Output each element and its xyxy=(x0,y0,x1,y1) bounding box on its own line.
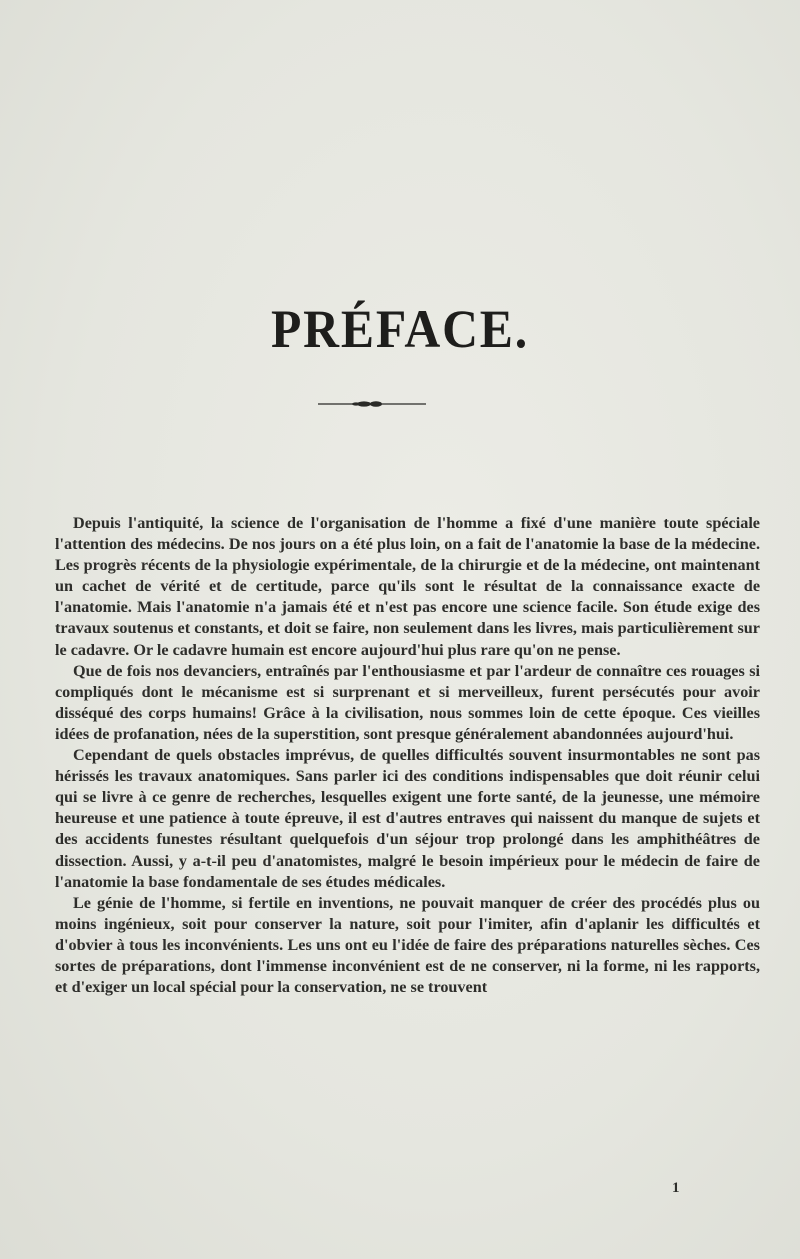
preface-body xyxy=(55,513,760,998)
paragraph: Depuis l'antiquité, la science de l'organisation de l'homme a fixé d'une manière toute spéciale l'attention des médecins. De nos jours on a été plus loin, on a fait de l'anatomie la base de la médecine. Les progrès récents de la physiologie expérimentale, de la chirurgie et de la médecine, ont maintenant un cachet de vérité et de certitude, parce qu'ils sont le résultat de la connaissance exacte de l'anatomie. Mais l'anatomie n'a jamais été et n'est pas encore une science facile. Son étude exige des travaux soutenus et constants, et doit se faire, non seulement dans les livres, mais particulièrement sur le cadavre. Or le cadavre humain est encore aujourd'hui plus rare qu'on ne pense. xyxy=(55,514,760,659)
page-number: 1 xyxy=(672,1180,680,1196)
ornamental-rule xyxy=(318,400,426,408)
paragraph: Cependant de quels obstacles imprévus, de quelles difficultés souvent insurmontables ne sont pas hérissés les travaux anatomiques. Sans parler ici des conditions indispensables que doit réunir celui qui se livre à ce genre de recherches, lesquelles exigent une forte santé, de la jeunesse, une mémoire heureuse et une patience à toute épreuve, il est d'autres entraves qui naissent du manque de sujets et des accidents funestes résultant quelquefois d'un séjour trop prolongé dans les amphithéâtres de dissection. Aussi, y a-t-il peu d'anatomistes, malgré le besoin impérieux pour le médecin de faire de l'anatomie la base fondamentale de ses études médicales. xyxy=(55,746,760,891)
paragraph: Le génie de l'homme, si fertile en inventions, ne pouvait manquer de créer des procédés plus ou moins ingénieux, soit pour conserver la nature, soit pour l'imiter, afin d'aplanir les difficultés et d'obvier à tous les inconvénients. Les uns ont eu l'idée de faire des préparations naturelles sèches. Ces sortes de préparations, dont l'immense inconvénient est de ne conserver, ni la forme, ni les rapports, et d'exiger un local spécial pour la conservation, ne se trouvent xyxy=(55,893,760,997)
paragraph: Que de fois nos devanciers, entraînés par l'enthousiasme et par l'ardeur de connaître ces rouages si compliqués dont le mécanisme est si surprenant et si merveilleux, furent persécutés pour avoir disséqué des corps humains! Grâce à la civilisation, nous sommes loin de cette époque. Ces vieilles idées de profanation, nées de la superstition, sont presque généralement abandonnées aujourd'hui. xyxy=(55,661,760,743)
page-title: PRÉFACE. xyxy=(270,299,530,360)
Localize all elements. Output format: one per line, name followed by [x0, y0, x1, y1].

::::::::::

▶ [Instructions to follow]: Switch every "paragraph" in the records to "text-block" and write the records out again with nothing else altered, leaving the pictures out.

▶ [Exercise answer]:
Output each element and its xyxy=(x0,y0,x1,y1) bounding box on its own line.
preface-body xyxy=(55,513,760,998)
text-block: Depuis l'antiquité, la science de l'organisation de l'homme a fixé d'une manière toute spéciale l'attention des médecins. De nos jours on a été plus loin, on a fait de l'anatomie la base de la médecine. Les progrès récents de la physiologie expérimentale, de la chirurgie et de la médecine, ont maintenant un cachet de vérité et de certitude, parce qu'ils sont le résultat de la connaissance exacte de l'anatomie. Mais l'anatomie n'a jamais été et n'est pas encore une science facile. Son étude exige des travaux soutenus et constants, et doit se faire, non seulement dans les livres, mais particulièrement sur le cadavre. Or le cadavre humain est encore aujourd'hui plus rare qu'on ne pense. xyxy=(55,514,760,659)
page-number: 1 xyxy=(672,1180,680,1196)
ornamental-rule xyxy=(318,400,426,408)
text-block: Cependant de quels obstacles imprévus, de quelles difficultés souvent insurmontables ne sont pas hérissés les travaux anatomiques. Sans parler ici des conditions indispensables que doit réunir celui qui se livre à ce genre de recherches, lesquelles exigent une forte santé, de la jeunesse, une mémoire heureuse et une patience à toute épreuve, il est d'autres entraves qui naissent du manque de sujets et des accidents funestes résultant quelquefois d'un séjour trop prolongé dans les amphithéâtres de dissection. Aussi, y a-t-il peu d'anatomistes, malgré le besoin impérieux pour le médecin de faire de l'anatomie la base fondamentale de ses études médicales. xyxy=(55,746,760,891)
text-block: Le génie de l'homme, si fertile en inventions, ne pouvait manquer de créer des procédés plus ou moins ingénieux, soit pour conserver la nature, soit pour l'imiter, afin d'aplanir les difficultés et d'obvier à tous les inconvénients. Les uns ont eu l'idée de faire des préparations naturelles sèches. Ces sortes de préparations, dont l'immense inconvénient est de ne conserver, ni la forme, ni les rapports, et d'exiger un local spécial pour la conservation, ne se trouvent xyxy=(55,893,760,997)
text-block: Que de fois nos devanciers, entraînés par l'enthousiasme et par l'ardeur de connaître ces rouages si compliqués dont le mécanisme est si surprenant et si merveilleux, furent persécutés pour avoir disséqué des corps humains! Grâce à la civilisation, nous sommes loin de cette époque. Ces vieilles idées de profanation, nées de la superstition, sont presque généralement abandonnées aujourd'hui. xyxy=(55,661,760,743)
page-title: PRÉFACE. xyxy=(270,299,530,360)
Localize all elements. Output format: one per line, name followed by [x0, y0, x1, y1].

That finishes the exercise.